*RECORD EXTRACTS*:
# # #

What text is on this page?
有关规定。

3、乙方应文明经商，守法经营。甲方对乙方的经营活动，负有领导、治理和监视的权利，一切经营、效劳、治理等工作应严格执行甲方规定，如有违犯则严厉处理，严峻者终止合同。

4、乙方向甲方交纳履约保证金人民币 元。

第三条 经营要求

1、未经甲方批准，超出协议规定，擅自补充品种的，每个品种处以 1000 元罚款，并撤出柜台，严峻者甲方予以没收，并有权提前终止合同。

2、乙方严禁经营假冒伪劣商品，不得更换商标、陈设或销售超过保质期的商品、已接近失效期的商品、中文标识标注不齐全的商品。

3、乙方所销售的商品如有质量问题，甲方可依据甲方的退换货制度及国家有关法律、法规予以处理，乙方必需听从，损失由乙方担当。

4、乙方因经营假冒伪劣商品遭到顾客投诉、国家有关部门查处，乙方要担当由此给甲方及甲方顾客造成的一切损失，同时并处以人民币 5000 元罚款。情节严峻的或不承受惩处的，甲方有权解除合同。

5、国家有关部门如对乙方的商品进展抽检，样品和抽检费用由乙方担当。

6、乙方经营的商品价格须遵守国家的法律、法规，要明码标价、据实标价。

# # #

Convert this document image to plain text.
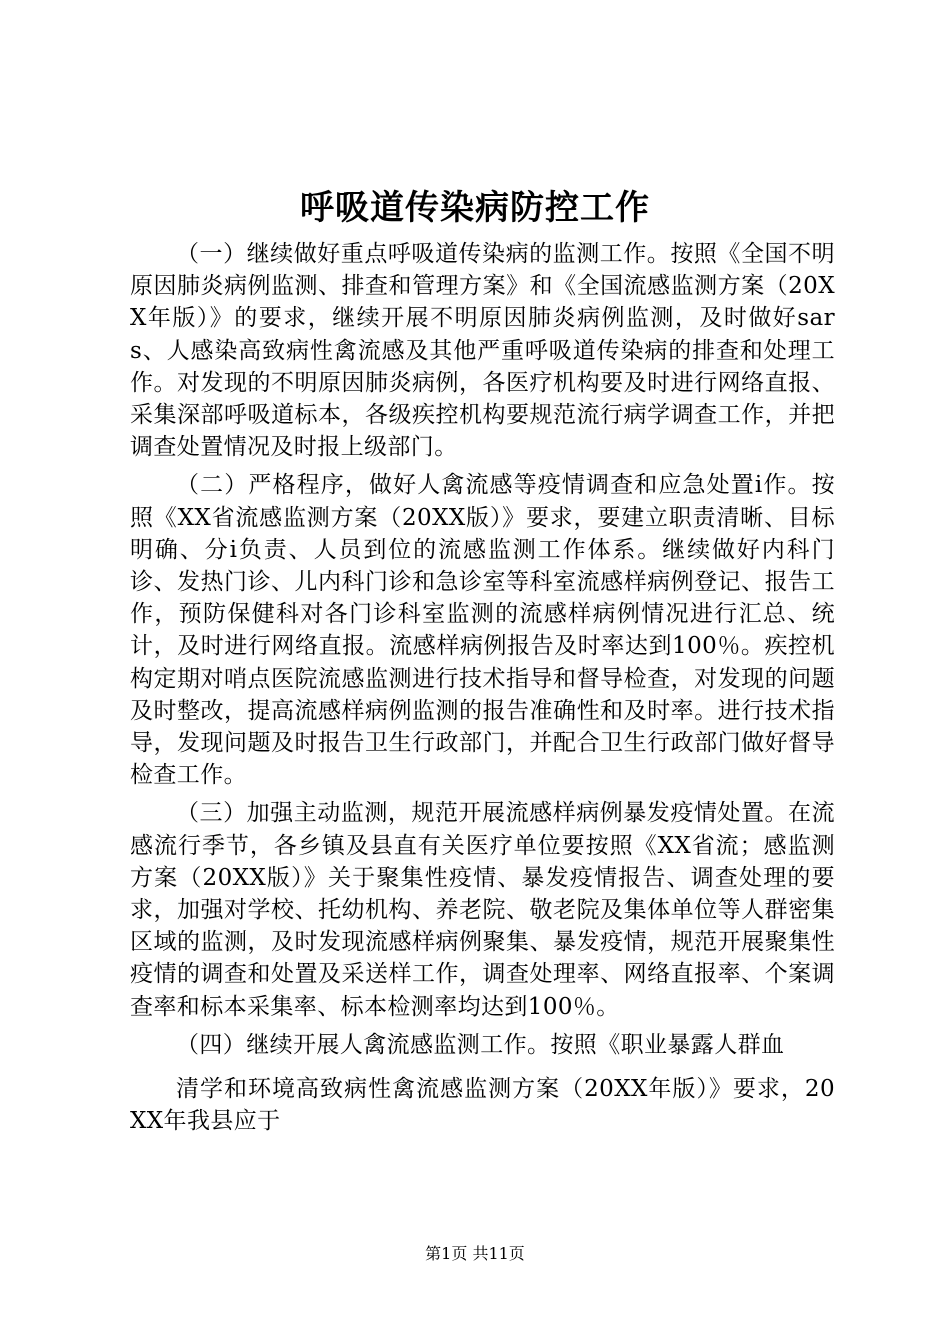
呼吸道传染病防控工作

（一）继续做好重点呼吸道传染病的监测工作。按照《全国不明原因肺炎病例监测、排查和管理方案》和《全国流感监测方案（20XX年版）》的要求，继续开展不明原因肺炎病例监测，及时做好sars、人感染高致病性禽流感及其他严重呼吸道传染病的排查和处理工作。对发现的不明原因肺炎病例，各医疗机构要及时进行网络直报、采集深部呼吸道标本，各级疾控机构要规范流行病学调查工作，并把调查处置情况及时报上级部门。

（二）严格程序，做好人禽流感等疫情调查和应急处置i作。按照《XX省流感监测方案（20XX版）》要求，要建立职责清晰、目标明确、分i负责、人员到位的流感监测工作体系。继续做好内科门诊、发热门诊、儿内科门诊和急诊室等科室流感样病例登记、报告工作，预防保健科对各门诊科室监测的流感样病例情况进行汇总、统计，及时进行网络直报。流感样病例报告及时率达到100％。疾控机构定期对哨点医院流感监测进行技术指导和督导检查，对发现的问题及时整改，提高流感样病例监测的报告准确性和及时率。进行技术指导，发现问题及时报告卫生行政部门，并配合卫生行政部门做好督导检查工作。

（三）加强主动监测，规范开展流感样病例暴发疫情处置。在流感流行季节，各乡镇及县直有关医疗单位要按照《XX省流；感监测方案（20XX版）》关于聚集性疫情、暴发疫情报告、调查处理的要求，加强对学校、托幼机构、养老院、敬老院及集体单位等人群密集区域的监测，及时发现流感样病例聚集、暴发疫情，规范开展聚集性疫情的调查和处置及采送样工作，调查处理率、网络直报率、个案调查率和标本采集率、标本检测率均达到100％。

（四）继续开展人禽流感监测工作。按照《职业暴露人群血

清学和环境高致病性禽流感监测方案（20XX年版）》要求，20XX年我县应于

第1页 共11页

# # #

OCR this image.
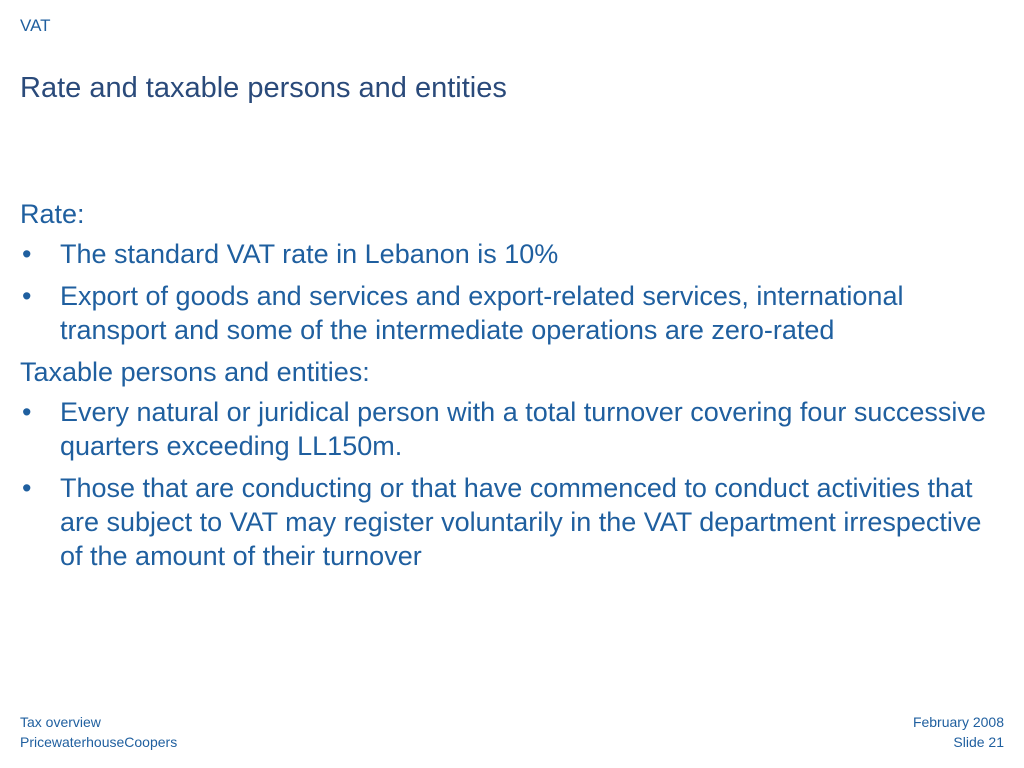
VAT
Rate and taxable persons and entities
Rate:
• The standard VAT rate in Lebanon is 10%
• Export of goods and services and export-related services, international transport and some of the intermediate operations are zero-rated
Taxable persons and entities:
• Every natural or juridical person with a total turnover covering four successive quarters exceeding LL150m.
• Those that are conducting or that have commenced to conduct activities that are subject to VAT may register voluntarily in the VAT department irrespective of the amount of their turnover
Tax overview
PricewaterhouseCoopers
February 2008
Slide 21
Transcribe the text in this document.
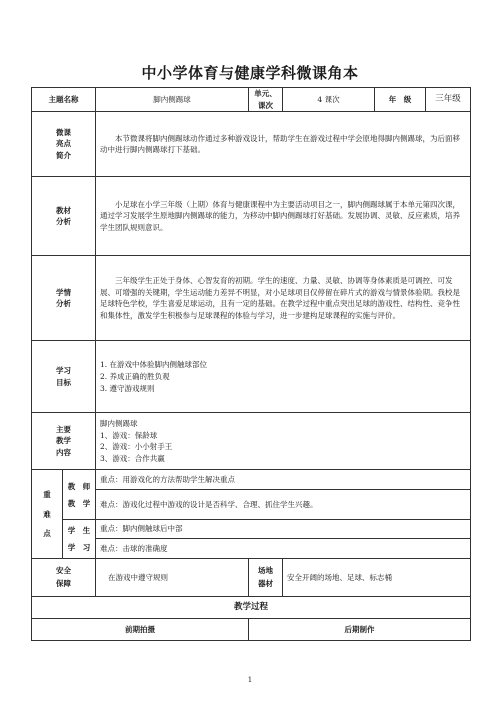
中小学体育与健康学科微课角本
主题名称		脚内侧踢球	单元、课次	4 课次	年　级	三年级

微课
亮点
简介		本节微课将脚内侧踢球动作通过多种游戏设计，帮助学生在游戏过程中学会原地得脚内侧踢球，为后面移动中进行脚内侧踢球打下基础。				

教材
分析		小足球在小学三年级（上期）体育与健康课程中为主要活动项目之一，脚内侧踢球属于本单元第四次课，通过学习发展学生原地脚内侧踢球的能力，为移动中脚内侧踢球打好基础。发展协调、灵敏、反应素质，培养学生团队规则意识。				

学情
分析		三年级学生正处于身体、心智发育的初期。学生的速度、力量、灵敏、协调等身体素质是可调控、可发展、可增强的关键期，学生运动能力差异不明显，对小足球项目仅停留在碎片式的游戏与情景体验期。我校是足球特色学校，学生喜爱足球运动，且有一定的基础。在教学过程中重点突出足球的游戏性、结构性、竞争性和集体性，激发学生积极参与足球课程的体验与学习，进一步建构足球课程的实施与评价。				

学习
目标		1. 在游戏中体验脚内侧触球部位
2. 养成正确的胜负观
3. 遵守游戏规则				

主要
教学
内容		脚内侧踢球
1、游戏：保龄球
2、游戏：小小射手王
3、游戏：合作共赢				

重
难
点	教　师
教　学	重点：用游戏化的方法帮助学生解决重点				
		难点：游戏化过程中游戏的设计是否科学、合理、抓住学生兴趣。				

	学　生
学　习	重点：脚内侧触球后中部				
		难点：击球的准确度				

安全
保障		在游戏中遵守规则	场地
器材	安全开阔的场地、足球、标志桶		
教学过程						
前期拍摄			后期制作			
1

# # #

*EXERCISE AIM*:
Find the lines with the string "persons" and reproduce them.

*COMPLETE ANSWER*:
Rate and taxable persons and entities
Taxable persons and entities:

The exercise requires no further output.